◆ **Brief**
State how many lines of the entries include the string "document", please, leaving out everything but the number.

◆ **Data extract**
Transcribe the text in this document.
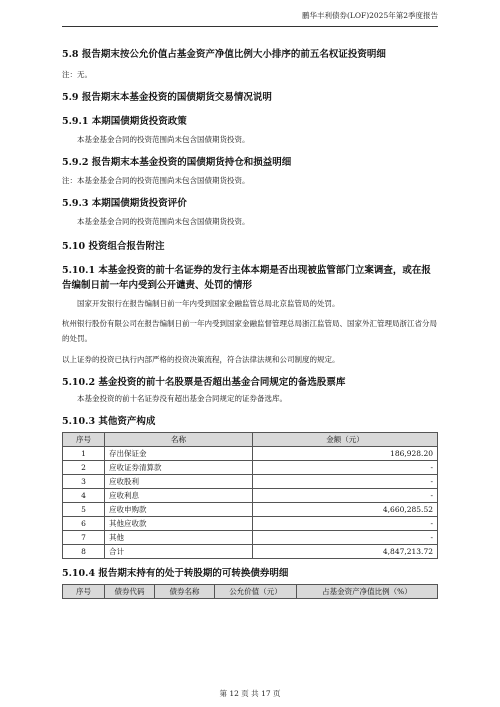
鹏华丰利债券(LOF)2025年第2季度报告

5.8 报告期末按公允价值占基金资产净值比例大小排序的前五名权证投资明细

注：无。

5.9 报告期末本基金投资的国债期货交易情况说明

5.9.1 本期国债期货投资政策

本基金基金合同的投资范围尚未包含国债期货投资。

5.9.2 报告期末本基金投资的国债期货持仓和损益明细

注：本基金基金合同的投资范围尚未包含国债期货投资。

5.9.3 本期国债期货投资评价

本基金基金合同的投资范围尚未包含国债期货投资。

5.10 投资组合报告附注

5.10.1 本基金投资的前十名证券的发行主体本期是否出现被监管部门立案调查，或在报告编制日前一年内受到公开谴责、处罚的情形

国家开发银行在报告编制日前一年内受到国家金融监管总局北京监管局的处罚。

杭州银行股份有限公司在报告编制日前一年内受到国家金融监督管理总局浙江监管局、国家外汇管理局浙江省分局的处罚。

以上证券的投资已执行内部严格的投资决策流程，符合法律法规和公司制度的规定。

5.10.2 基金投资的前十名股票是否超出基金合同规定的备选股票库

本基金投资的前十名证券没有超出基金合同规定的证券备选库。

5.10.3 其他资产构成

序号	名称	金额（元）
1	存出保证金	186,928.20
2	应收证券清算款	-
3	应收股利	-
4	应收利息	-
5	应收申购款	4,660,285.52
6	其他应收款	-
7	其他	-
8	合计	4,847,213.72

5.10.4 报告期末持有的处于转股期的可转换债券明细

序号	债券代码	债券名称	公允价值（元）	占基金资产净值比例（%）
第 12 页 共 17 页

--

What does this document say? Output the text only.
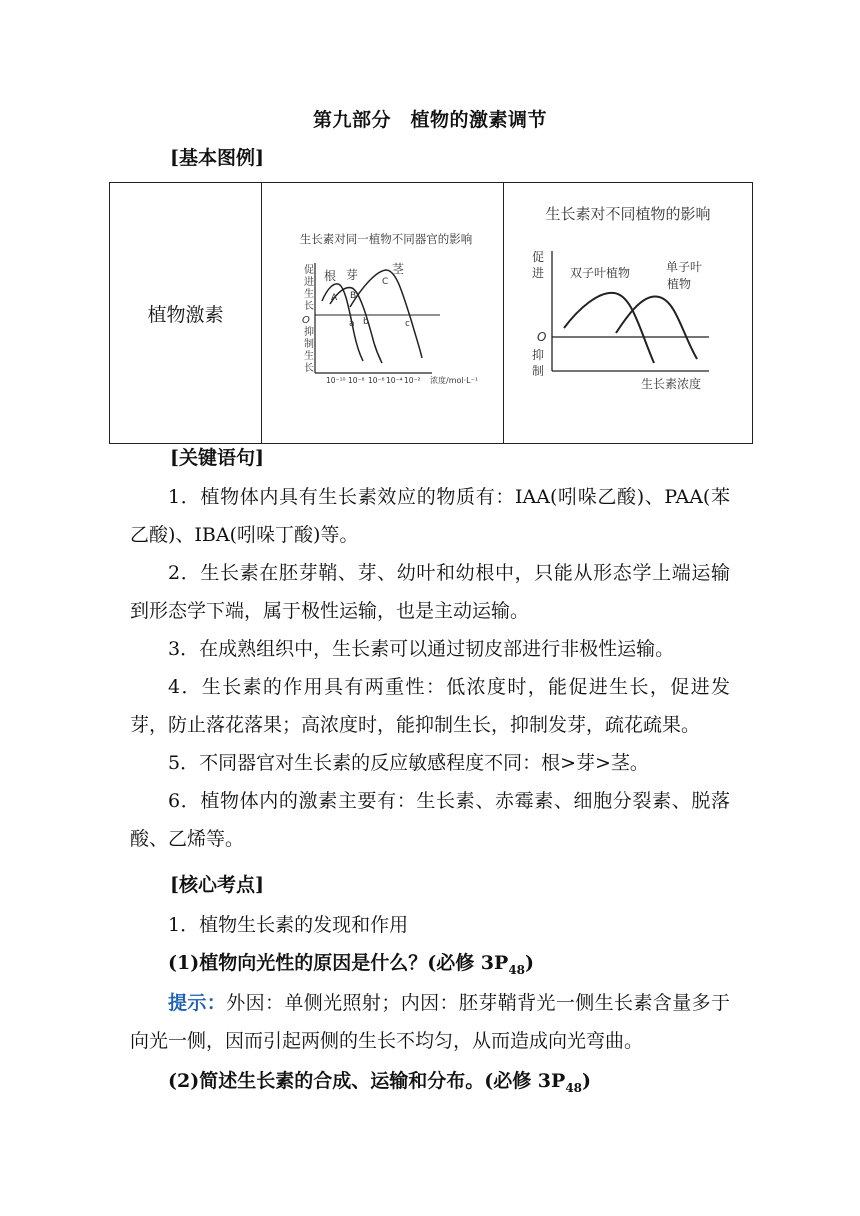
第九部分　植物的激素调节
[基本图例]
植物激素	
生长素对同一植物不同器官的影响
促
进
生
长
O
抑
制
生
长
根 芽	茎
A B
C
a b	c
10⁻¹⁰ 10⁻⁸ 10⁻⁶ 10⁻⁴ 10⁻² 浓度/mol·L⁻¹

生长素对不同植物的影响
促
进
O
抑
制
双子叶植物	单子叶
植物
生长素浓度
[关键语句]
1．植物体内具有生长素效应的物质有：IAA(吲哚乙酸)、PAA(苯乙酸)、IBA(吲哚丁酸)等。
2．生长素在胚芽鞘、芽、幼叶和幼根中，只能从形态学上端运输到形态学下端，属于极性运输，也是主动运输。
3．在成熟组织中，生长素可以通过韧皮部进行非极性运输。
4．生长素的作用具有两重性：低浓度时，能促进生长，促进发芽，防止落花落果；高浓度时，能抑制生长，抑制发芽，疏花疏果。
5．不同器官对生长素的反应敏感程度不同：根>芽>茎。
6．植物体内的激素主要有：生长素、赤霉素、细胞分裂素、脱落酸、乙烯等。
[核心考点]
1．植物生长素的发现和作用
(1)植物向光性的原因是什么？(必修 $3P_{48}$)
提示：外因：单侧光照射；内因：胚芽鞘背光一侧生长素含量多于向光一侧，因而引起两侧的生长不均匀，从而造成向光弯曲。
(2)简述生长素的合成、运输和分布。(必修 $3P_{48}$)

◆ **Solution**
2